**EXERCISE OBJECTIVE:** Identify and copy all lines of the material where the string "trending" is found.

(Extracted data entries)
++++++++++++++++++++

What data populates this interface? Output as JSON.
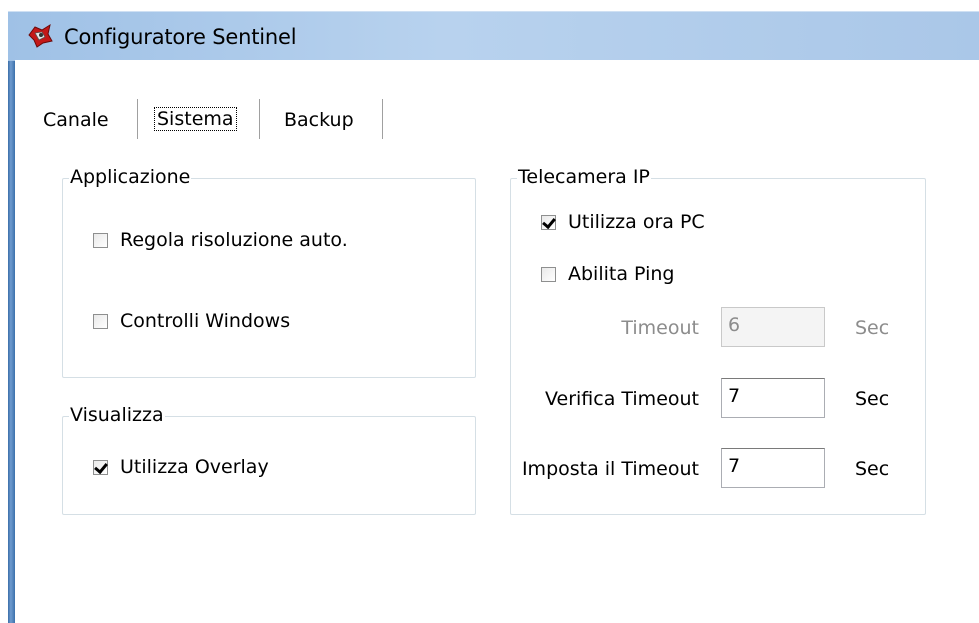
{
  "window": {
    "title": "Configuratore Sentinel",
    "icon": "sentinel-app-icon"
  },
  "tabs": [
    {
      "label": "Canale",
      "active": false
    },
    {
      "label": "Sistema",
      "active": true
    },
    {
      "label": "Backup",
      "active": false
    }
  ],
  "applicazione": {
    "title": "Applicazione",
    "regola_risoluzione": {
      "label": "Regola risoluzione auto.",
      "checked": false
    },
    "controlli_windows": {
      "label": "Controlli Windows",
      "checked": false
    }
  },
  "visualizza": {
    "title": "Visualizza",
    "utilizza_overlay": {
      "label": "Utilizza Overlay",
      "checked": true
    }
  },
  "telecamera": {
    "title": "Telecamera IP",
    "utilizza_ora_pc": {
      "label": "Utilizza ora PC",
      "checked": true
    },
    "abilita_ping": {
      "label": "Abilita Ping",
      "checked": false
    },
    "timeout": {
      "label": "Timeout",
      "value": "6",
      "unit": "Sec",
      "disabled": true
    },
    "verifica_timeout": {
      "label": "Verifica Timeout",
      "value": "7",
      "unit": "Sec"
    },
    "imposta_timeout": {
      "label": "Imposta il Timeout",
      "value": "7",
      "unit": "Sec"
    }
  },
  "colors": {
    "titlebar": "#aac7e8",
    "disabled_text": "#8c8c8c"
  }
}
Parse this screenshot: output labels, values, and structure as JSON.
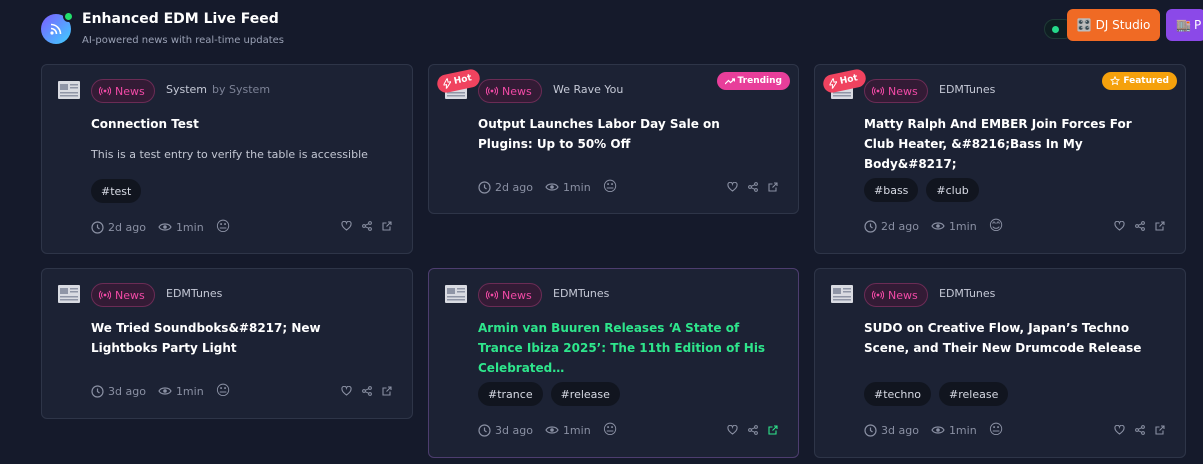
{
  "header": {
    "title": "Enhanced EDM Live Feed",
    "subtitle": "AI-powered news with real-time updates",
    "dj_button": "DJ Studio",
    "purple_button": "P"
  },
  "colors": {
    "background": "#151a2b",
    "card": "#1c2234",
    "news_badge": "#f24aa6",
    "hot": "#f0435f",
    "trending": "#e83e9a",
    "featured": "#f5a10c",
    "highlight_title": "#2ee68c"
  },
  "labels": {
    "news": "News",
    "hot": "Hot",
    "trending": "Trending",
    "featured": "Featured"
  },
  "cards": [
    {
      "source": "System",
      "byline": "by System",
      "title": "Connection Test",
      "description": "This is a test entry to verify the table is accessible",
      "tags": [
        "#test"
      ],
      "time": "2d ago",
      "read": "1min",
      "emoji": "😐"
    },
    {
      "source": "We Rave You",
      "title": "Output Launches Labor Day Sale on Plugins: Up to 50% Off",
      "tags": [],
      "time": "2d ago",
      "read": "1min",
      "emoji": "😐",
      "hot": true,
      "trending": true
    },
    {
      "source": "EDMTunes",
      "title": "Matty Ralph And EMBER Join Forces For Club Heater, &#8216;Bass In My Body&#8217;",
      "tags": [
        "#bass",
        "#club"
      ],
      "time": "2d ago",
      "read": "1min",
      "emoji": "😊",
      "hot": true,
      "featured": true
    },
    {
      "source": "EDMTunes",
      "title": "We Tried Soundboks&#8217; New Lightboks Party Light",
      "tags": [],
      "time": "3d ago",
      "read": "1min",
      "emoji": "😐"
    },
    {
      "source": "EDMTunes",
      "title": "Armin van Buuren Releases ‘A State of Trance Ibiza 2025’: The 11th Edition of His Celebrated…",
      "tags": [
        "#trance",
        "#release"
      ],
      "time": "3d ago",
      "read": "1min",
      "emoji": "😐"
    },
    {
      "source": "EDMTunes",
      "title": "SUDO on Creative Flow, Japan’s Techno Scene, and Their New Drumcode Release",
      "tags": [
        "#techno",
        "#release"
      ],
      "time": "3d ago",
      "read": "1min",
      "emoji": "😐"
    }
  ]
}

++++++++++++++++++++

**WRITTEN SOLUTION:**
    "trending": "#e83e9a",
    "trending": "Trending",
      "trending": true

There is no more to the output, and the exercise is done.